> [TEXT]
What happens here? My next step is to remove all /etc/mtab* and again to reboot. Now no error messages occur, but before I see the login-prompt, the system reboots again. But after that everything is ok. Now I can boot again for some time without error messages, but then, randomly it seems, I get again this error messages at the beginning...

Thanks for any help.

----------

## vladgrigorescu

The only /etc/mtab* I have is /etc/mtab.  /etc/mtab~ would be a file emacs creates if you edit mtab with it, and can be safely deleted.

----------

## otti

Please read the whole post - In the normal case I have no /etc/mtab~ either...

----------

## vladgrigorescu

I did read the entire post, and was just letting you know that they could be safely deleted.  So... why don't you just write a script to delete them at shutdown?

> [REQUESTS]
1. Reproduce the part of the forum thread about /etc/mtab word for word, starting with "The only /etc/mtab*" and going on through "no /etc/mtab~ either...".
2. Resume the forum thread about /etc/mtab after its final line, writing what comes next.
The material that follows has nothing to do with the forum thread and stands apart from it.

> [STORED DATA]

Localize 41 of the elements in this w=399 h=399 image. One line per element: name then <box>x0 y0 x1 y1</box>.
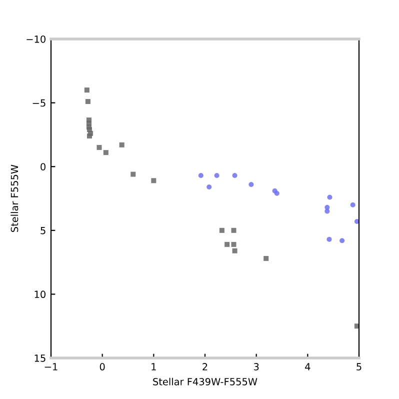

> [ANSWERS TO THE PROBLEMS]
1.
The only /etc/mtab* I have is /etc/mtab.  /etc/mtab~ would be a file emacs creates if you edit mtab with it, and can be safely deleted.

----------

## otti

Please read the whole post - In the normal case I have no /etc/mtab~ either...

2.
----------

## otti

Because I want to know why the error messages appear sometime and sometime not; and I am not even shure when the mtab~ files are created. I do not edit /etc/mtab, so which program/process creates these files, or are they created at the boot-process??

----------

## otti

I finally semi-solved the problem  :Smile: ; I downgraded baselayout from 1.12.0_pre13-r1.ebuild to 1.11.13-r1 (stable). So the error-messages have not reappeared so far...

----------

## kevinzyguo

 *otti wrote:*   

> I finally semi-solved the problem ; I downgraded baselayout from 1.12.0_pre13-r1.ebuild to 1.11.13-r1 (stable). So the error-messages have not reappeared so far...

 

hello，do you know how it is created?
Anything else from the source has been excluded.